Start of Data supplied

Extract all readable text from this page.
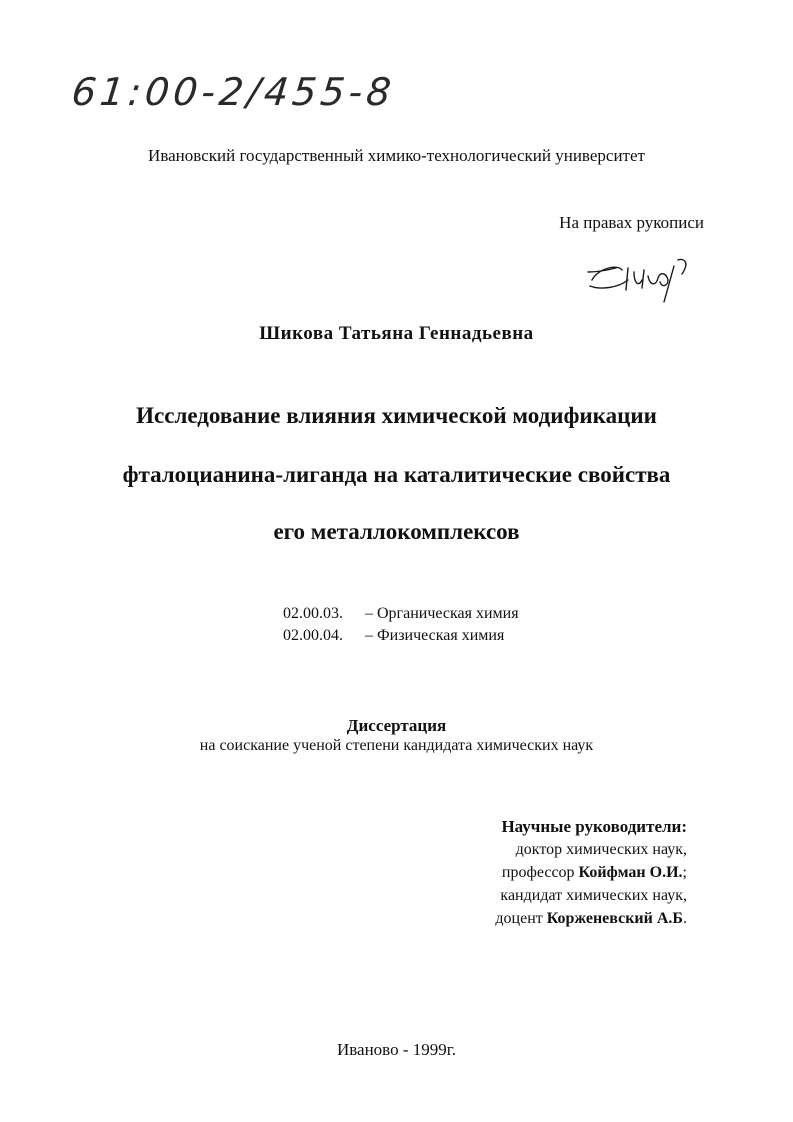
61:00-2/455-8
Ивановский государственный химико-технологический университет
На правах рукописи
Шикова Татьяна Геннадьевна
Исследование влияния химической модификации
фталоцианина-лиганда на каталитические свойства
его металлокомплексов
02.00.03. – Органическая химия
02.00.04. – Физическая химия
Диссертация
на соискание ученой степени кандидата химических наук
Научные руководители:
доктор химических наук,
профессор Койфман О.И.;
кандидат химических наук,
доцент Корженевский А.Б.
Иваново - 1999г.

End of Data supplied

**What is asked**. Take every line from the data above that holds "химия" and copy it out.

**Solution**.
02.00.03. – Органическая химия
02.00.04. – Физическая химия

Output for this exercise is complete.